Work to be completed: Copy all the data exactly, except the pictures.

Saved data entries
....................
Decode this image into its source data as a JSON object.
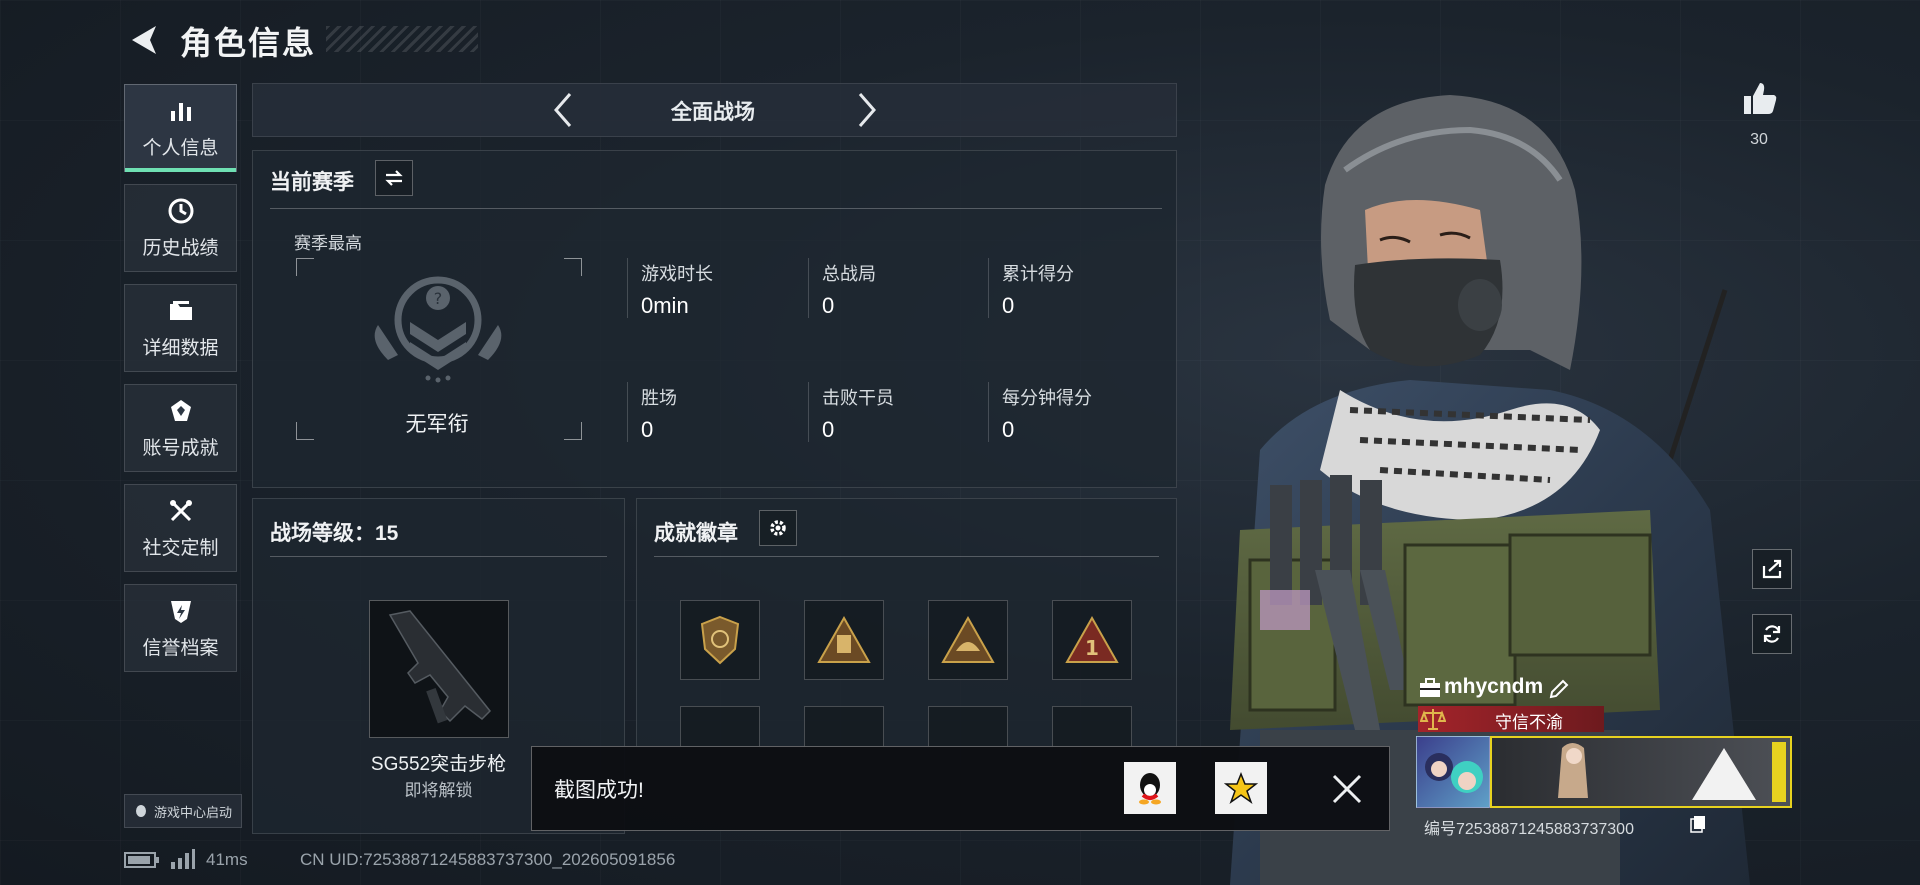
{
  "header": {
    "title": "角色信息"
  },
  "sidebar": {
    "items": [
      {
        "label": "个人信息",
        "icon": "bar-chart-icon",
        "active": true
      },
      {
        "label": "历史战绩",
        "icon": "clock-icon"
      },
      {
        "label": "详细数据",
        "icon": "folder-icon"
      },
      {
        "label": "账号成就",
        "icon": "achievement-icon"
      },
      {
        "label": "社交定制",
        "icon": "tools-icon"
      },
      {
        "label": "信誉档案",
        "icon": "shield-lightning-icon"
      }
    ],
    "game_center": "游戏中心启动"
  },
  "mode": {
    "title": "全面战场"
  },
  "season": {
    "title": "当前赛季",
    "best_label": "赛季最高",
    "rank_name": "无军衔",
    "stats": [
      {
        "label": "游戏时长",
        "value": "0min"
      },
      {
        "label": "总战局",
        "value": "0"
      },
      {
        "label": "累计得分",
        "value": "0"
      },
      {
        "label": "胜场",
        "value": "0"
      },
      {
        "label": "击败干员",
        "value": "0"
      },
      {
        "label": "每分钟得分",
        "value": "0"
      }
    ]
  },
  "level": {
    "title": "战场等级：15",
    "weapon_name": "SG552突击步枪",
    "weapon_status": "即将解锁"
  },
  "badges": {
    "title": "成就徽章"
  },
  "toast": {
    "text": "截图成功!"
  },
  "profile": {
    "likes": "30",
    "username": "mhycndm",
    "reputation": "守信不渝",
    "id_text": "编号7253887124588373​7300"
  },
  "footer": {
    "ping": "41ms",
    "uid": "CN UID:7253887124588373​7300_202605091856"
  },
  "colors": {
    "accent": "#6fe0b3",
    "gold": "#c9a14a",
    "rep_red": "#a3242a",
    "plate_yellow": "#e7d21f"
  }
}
....................
Reply to the task:
Decode this image into its source data as a JSON object.
{
  "header": {
    "title": "角色信息"
  },
  "sidebar": {
    "items": [
      {
        "label": "个人信息",
        "icon": "bar-chart-icon",
        "active": true
      },
      {
        "label": "历史战绩",
        "icon": "clock-icon"
      },
      {
        "label": "详细数据",
        "icon": "folder-icon"
      },
      {
        "label": "账号成就",
        "icon": "achievement-icon"
      },
      {
        "label": "社交定制",
        "icon": "tools-icon"
      },
      {
        "label": "信誉档案",
        "icon": "shield-lightning-icon"
      }
    ],
    "game_center": "游戏中心启动"
  },
  "mode": {
    "title": "全面战场"
  },
  "season": {
    "title": "当前赛季",
    "best_label": "赛季最高",
    "rank_name": "无军衔",
    "stats": [
      {
        "label": "游戏时长",
        "value": "0min"
      },
      {
        "label": "总战局",
        "value": "0"
      },
      {
        "label": "累计得分",
        "value": "0"
      },
      {
        "label": "胜场",
        "value": "0"
      },
      {
        "label": "击败干员",
        "value": "0"
      },
      {
        "label": "每分钟得分",
        "value": "0"
      }
    ]
  },
  "level": {
    "title": "战场等级：15",
    "weapon_name": "SG552突击步枪",
    "weapon_status": "即将解锁"
  },
  "badges": {
    "title": "成就徽章"
  },
  "toast": {
    "text": "截图成功!"
  },
  "profile": {
    "likes": "30",
    "username": "mhycndm",
    "reputation": "守信不渝",
    "id_text": "编号7253887124588373​7300"
  },
  "footer": {
    "ping": "41ms",
    "uid": "CN UID:7253887124588373​7300_202605091856"
  },
  "colors": {
    "accent": "#6fe0b3",
    "gold": "#c9a14a",
    "rep_red": "#a3242a",
    "plate_yellow": "#e7d21f"
  }
}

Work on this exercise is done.